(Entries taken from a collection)
──────────
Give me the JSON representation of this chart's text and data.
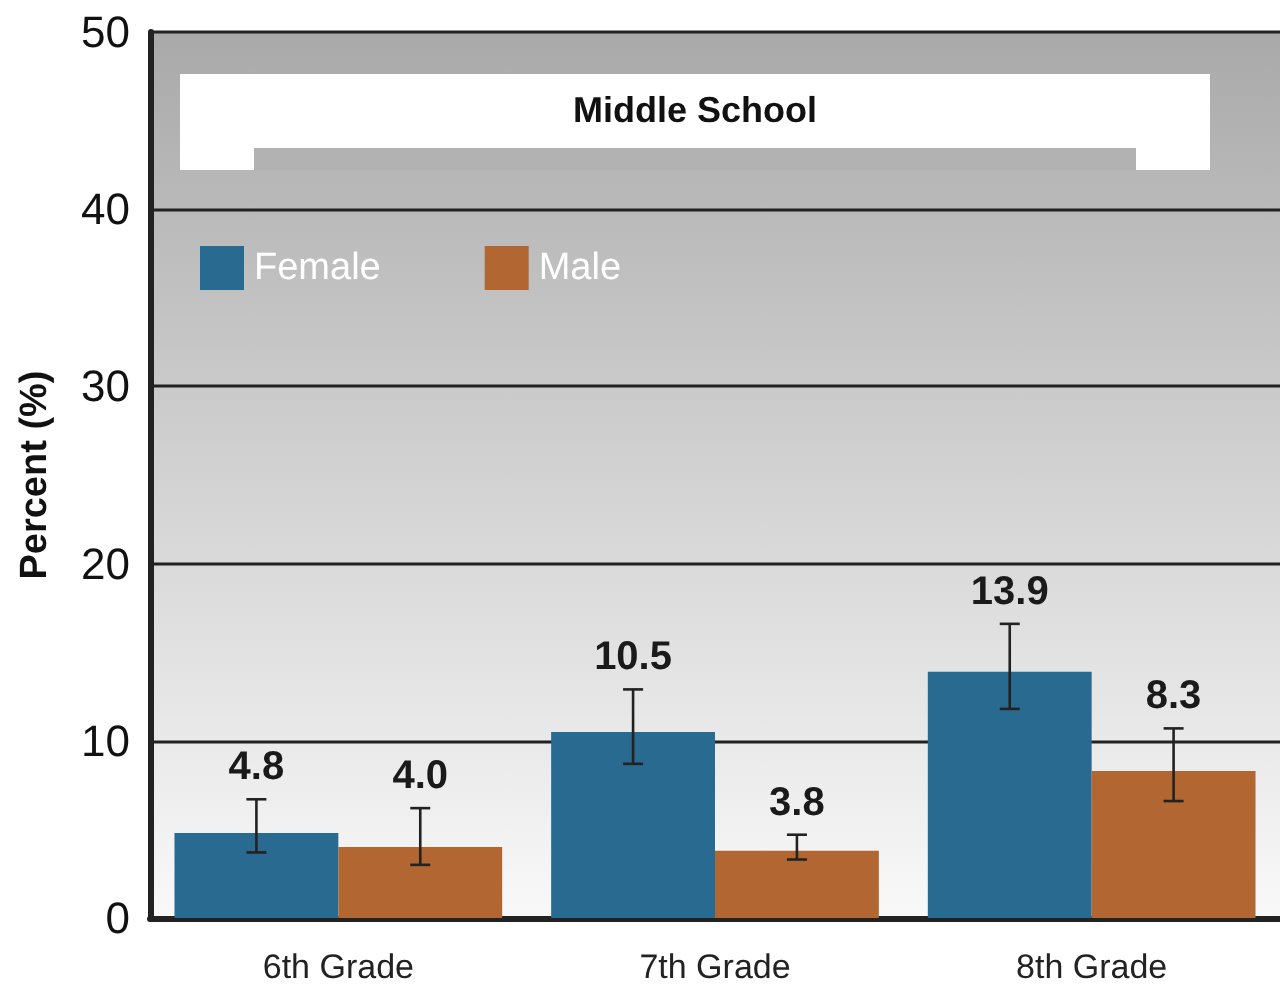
{
  "chart_data": {
    "type": "bar",
    "title": "Middle School",
    "ylabel": "Percent (%)",
    "categories": [
      "6th Grade",
      "7th Grade",
      "8th Grade"
    ],
    "series": [
      {
        "name": "Female",
        "color": "#296a91",
        "values": [
          4.8,
          10.5,
          13.9
        ],
        "value_labels": [
          "4.8",
          "10.5",
          "13.9"
        ],
        "errors": [
          [
            3.7,
            6.7
          ],
          [
            8.7,
            12.9
          ],
          [
            11.8,
            16.6
          ]
        ]
      },
      {
        "name": "Male",
        "color": "#b26631",
        "values": [
          4.0,
          3.8,
          8.3
        ],
        "value_labels": [
          "4.0",
          "3.8",
          "8.3"
        ],
        "errors": [
          [
            3.0,
            6.2
          ],
          [
            3.3,
            4.7
          ],
          [
            6.6,
            10.7
          ]
        ]
      }
    ],
    "ylim": [
      0,
      50
    ],
    "yticks": [
      0,
      10,
      20,
      30,
      40,
      50
    ],
    "grid": "y",
    "legend": "top left"
  }
}
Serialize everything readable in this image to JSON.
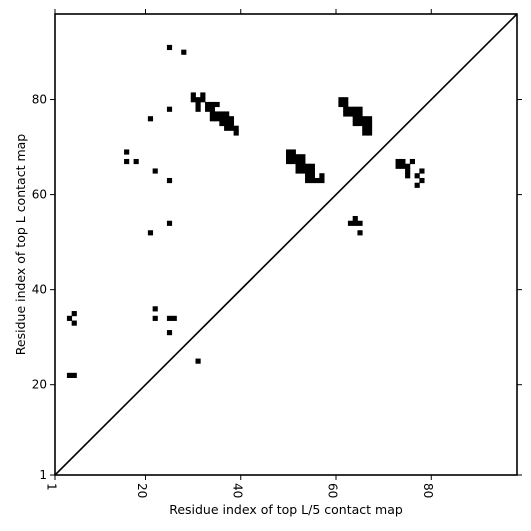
{
  "chart_data": {
    "type": "heatmap",
    "title": "",
    "xlabel": "Residue index of top L/5 contact map",
    "ylabel": "Residue index of top L contact map",
    "xlim": [
      1,
      98
    ],
    "ylim": [
      1,
      98
    ],
    "xticks": [
      1,
      20,
      40,
      60,
      80
    ],
    "yticks": [
      1,
      20,
      40,
      60,
      80
    ],
    "xtick_labels": [
      "1",
      "20",
      "40",
      "60",
      "80"
    ],
    "ytick_labels": [
      "1",
      "20",
      "40",
      "60",
      "80"
    ],
    "diagonal": true,
    "grid": false,
    "cell_color": "#000000",
    "line_color": "#000000",
    "upper_triangle_cells": [
      [
        25,
        91
      ],
      [
        28,
        90
      ],
      [
        25,
        78
      ],
      [
        21,
        76
      ],
      [
        16,
        69
      ],
      [
        16,
        67
      ],
      [
        18,
        67
      ],
      [
        22,
        65
      ],
      [
        25,
        63
      ],
      [
        25,
        54
      ],
      [
        21,
        52
      ],
      [
        30,
        81
      ],
      [
        30,
        80
      ],
      [
        31,
        80
      ],
      [
        32,
        81
      ],
      [
        32,
        80
      ],
      [
        31,
        79
      ],
      [
        31,
        78
      ],
      [
        33,
        79
      ],
      [
        33,
        78
      ],
      [
        34,
        79
      ],
      [
        35,
        79
      ],
      [
        34,
        78
      ],
      [
        34,
        77
      ],
      [
        35,
        77
      ],
      [
        36,
        77
      ],
      [
        34,
        76
      ],
      [
        35,
        76
      ],
      [
        36,
        76
      ],
      [
        37,
        77
      ],
      [
        37,
        76
      ],
      [
        36,
        75
      ],
      [
        37,
        75
      ],
      [
        38,
        76
      ],
      [
        38,
        75
      ],
      [
        37,
        74
      ],
      [
        38,
        74
      ],
      [
        39,
        74
      ],
      [
        39,
        73
      ],
      [
        5,
        35
      ],
      [
        4,
        34
      ],
      [
        5,
        33
      ],
      [
        22,
        36
      ],
      [
        22,
        34
      ],
      [
        25,
        34
      ],
      [
        26,
        34
      ],
      [
        25,
        31
      ],
      [
        31,
        25
      ],
      [
        4,
        22
      ],
      [
        5,
        22
      ]
    ],
    "lower_triangle_cells": [
      [
        50,
        69
      ],
      [
        51,
        69
      ],
      [
        50,
        68
      ],
      [
        51,
        68
      ],
      [
        52,
        68
      ],
      [
        53,
        68
      ],
      [
        50,
        67
      ],
      [
        51,
        67
      ],
      [
        52,
        67
      ],
      [
        53,
        67
      ],
      [
        52,
        66
      ],
      [
        53,
        66
      ],
      [
        54,
        66
      ],
      [
        55,
        66
      ],
      [
        52,
        65
      ],
      [
        53,
        65
      ],
      [
        54,
        65
      ],
      [
        55,
        65
      ],
      [
        54,
        64
      ],
      [
        55,
        64
      ],
      [
        57,
        64
      ],
      [
        54,
        63
      ],
      [
        55,
        63
      ],
      [
        56,
        63
      ],
      [
        57,
        63
      ],
      [
        61,
        80
      ],
      [
        62,
        80
      ],
      [
        61,
        79
      ],
      [
        62,
        79
      ],
      [
        62,
        78
      ],
      [
        63,
        78
      ],
      [
        64,
        78
      ],
      [
        65,
        78
      ],
      [
        62,
        77
      ],
      [
        63,
        77
      ],
      [
        64,
        77
      ],
      [
        65,
        77
      ],
      [
        64,
        76
      ],
      [
        65,
        76
      ],
      [
        66,
        76
      ],
      [
        67,
        76
      ],
      [
        64,
        75
      ],
      [
        65,
        75
      ],
      [
        66,
        75
      ],
      [
        67,
        75
      ],
      [
        66,
        74
      ],
      [
        67,
        74
      ],
      [
        66,
        73
      ],
      [
        67,
        73
      ],
      [
        73,
        67
      ],
      [
        74,
        67
      ],
      [
        76,
        67
      ],
      [
        73,
        66
      ],
      [
        74,
        66
      ],
      [
        75,
        66
      ],
      [
        75,
        65
      ],
      [
        78,
        65
      ],
      [
        75,
        64
      ],
      [
        77,
        64
      ],
      [
        78,
        63
      ],
      [
        77,
        62
      ],
      [
        64,
        55
      ],
      [
        63,
        54
      ],
      [
        64,
        54
      ],
      [
        65,
        54
      ],
      [
        65,
        52
      ]
    ]
  }
}
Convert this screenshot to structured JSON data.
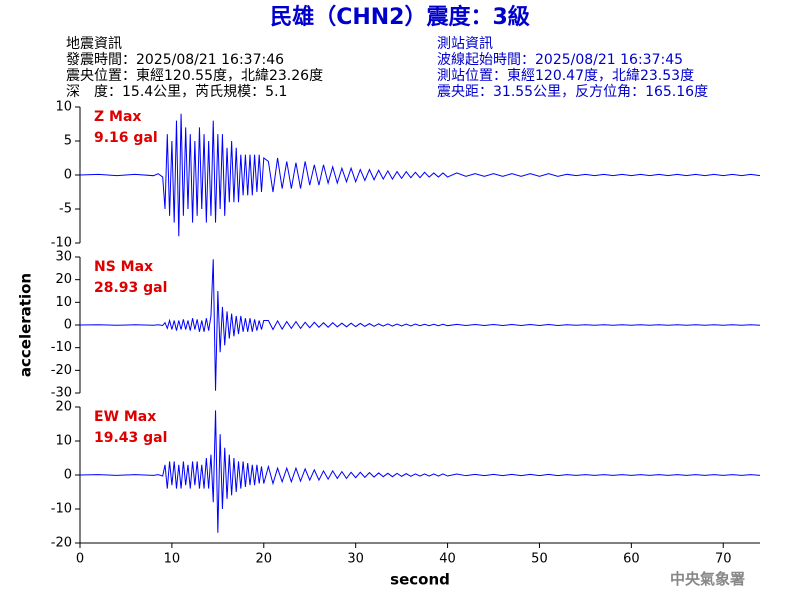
──────────
_INSTRUCTIONS TO FOLLOW:_ Using the data above, say how many lines include "this". No other reply is needed.

_THE RESULT:_ 3